Data rows:
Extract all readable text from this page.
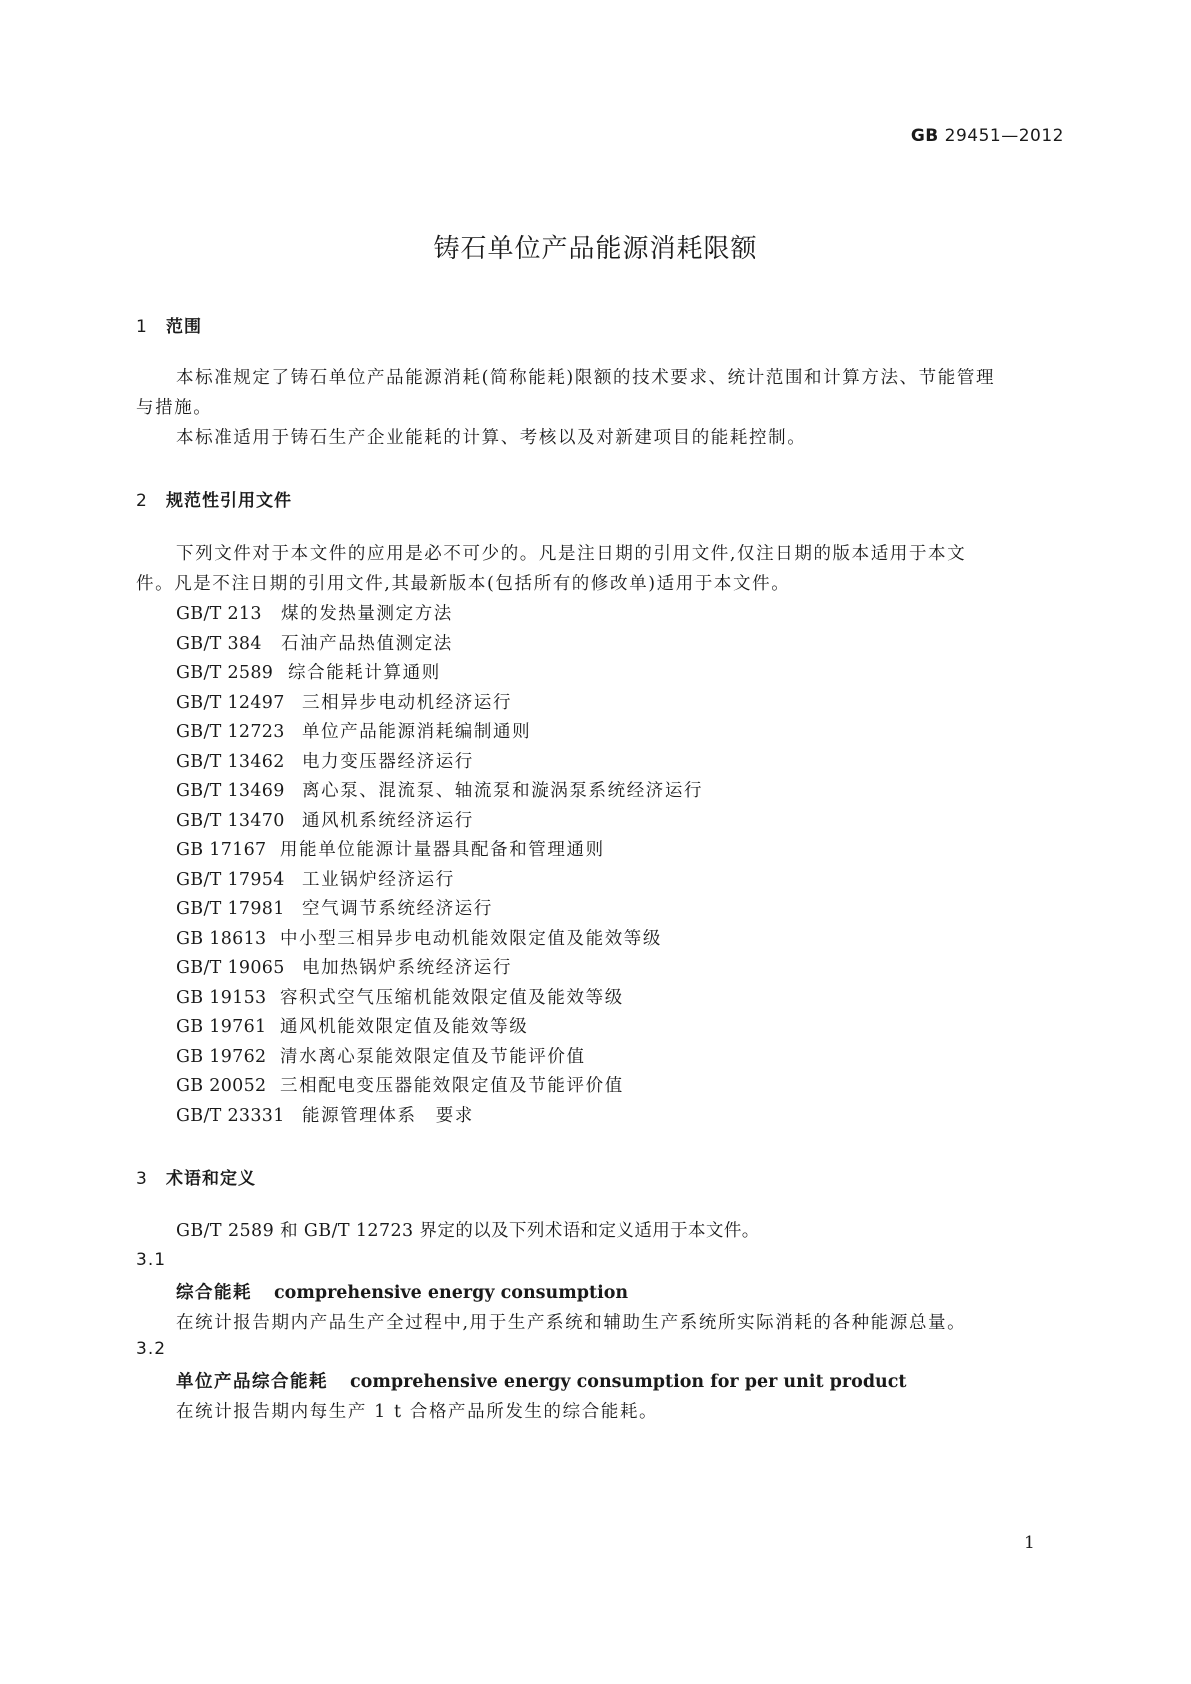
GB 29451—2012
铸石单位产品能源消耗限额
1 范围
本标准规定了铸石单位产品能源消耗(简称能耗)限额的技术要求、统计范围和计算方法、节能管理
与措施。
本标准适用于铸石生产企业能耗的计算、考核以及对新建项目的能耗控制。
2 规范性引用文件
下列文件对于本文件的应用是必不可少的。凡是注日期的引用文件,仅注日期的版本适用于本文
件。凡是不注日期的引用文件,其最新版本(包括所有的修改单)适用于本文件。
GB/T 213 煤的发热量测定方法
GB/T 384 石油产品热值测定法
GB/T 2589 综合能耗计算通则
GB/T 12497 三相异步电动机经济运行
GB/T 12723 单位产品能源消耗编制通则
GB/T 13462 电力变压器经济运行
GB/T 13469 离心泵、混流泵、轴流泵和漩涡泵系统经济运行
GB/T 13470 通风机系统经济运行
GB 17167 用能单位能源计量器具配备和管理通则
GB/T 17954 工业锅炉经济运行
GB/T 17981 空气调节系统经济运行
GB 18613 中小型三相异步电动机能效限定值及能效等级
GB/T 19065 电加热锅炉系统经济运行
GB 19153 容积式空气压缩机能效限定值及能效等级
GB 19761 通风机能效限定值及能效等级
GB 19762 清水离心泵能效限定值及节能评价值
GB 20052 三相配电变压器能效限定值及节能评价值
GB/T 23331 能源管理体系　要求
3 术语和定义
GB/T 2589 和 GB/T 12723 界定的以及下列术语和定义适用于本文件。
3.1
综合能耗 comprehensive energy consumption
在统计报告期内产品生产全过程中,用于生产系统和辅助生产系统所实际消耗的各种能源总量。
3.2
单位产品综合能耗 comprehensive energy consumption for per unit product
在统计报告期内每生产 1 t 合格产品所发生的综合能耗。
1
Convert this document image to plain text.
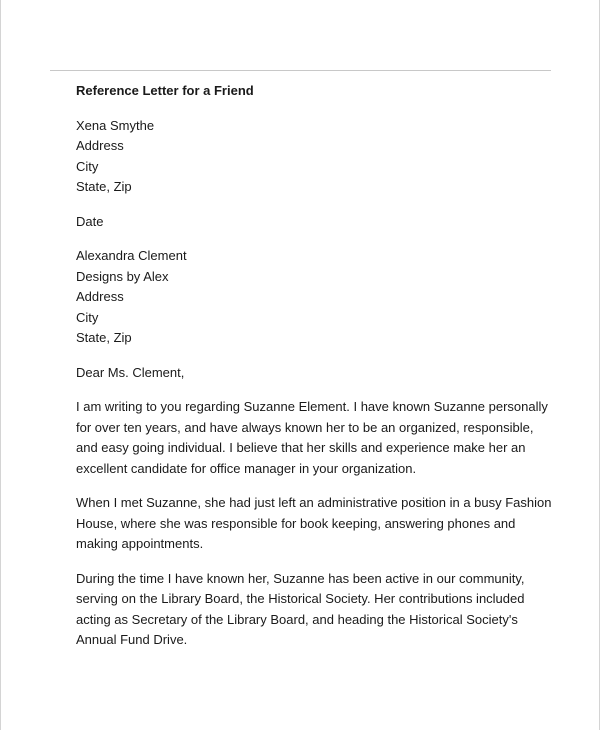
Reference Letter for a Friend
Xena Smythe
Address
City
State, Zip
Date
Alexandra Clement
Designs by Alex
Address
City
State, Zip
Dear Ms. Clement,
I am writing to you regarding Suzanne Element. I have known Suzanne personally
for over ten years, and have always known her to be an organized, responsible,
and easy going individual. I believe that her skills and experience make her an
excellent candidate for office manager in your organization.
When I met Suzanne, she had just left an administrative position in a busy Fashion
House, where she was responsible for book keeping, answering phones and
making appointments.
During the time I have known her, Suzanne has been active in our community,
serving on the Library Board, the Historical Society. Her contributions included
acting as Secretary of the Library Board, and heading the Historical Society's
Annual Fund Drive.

Exercise task: Transcribe every line from the records above without alteration, and leave out the images.

Correct response:
Extract all readable text from this page.
GB 29451—2012
铸石单位产品能源消耗限额
1 范围
本标准规定了铸石单位产品能源消耗(简称能耗)限额的技术要求、统计范围和计算方法、节能管理
与措施。
本标准适用于铸石生产企业能耗的计算、考核以及对新建项目的能耗控制。
2 规范性引用文件
下列文件对于本文件的应用是必不可少的。凡是注日期的引用文件,仅注日期的版本适用于本文
件。凡是不注日期的引用文件,其最新版本(包括所有的修改单)适用于本文件。
GB/T 213 煤的发热量测定方法
GB/T 384 石油产品热值测定法
GB/T 2589 综合能耗计算通则
GB/T 12497 三相异步电动机经济运行
GB/T 12723 单位产品能源消耗编制通则
GB/T 13462 电力变压器经济运行
GB/T 13469 离心泵、混流泵、轴流泵和漩涡泵系统经济运行
GB/T 13470 通风机系统经济运行
GB 17167 用能单位能源计量器具配备和管理通则
GB/T 17954 工业锅炉经济运行
GB/T 17981 空气调节系统经济运行
GB 18613 中小型三相异步电动机能效限定值及能效等级
GB/T 19065 电加热锅炉系统经济运行
GB 19153 容积式空气压缩机能效限定值及能效等级
GB 19761 通风机能效限定值及能效等级
GB 19762 清水离心泵能效限定值及节能评价值
GB 20052 三相配电变压器能效限定值及节能评价值
GB/T 23331 能源管理体系　要求
3 术语和定义
GB/T 2589 和 GB/T 12723 界定的以及下列术语和定义适用于本文件。
3.1
综合能耗 comprehensive energy consumption
在统计报告期内产品生产全过程中,用于生产系统和辅助生产系统所实际消耗的各种能源总量。
3.2
单位产品综合能耗 comprehensive energy consumption for per unit product
在统计报告期内每生产 1 t 合格产品所发生的综合能耗。
1
Convert this document image to plain text.
Reference Letter for a Friend
Xena Smythe
Address
City
State, Zip
Date
Alexandra Clement
Designs by Alex
Address
City
State, Zip
Dear Ms. Clement,
I am writing to you regarding Suzanne Element. I have known Suzanne personally
for over ten years, and have always known her to be an organized, responsible,
and easy going individual. I believe that her skills and experience make her an
excellent candidate for office manager in your organization.
When I met Suzanne, she had just left an administrative position in a busy Fashion
House, where she was responsible for book keeping, answering phones and
making appointments.
During the time I have known her, Suzanne has been active in our community,
serving on the Library Board, the Historical Society. Her contributions included
acting as Secretary of the Library Board, and heading the Historical Society's
Annual Fund Drive.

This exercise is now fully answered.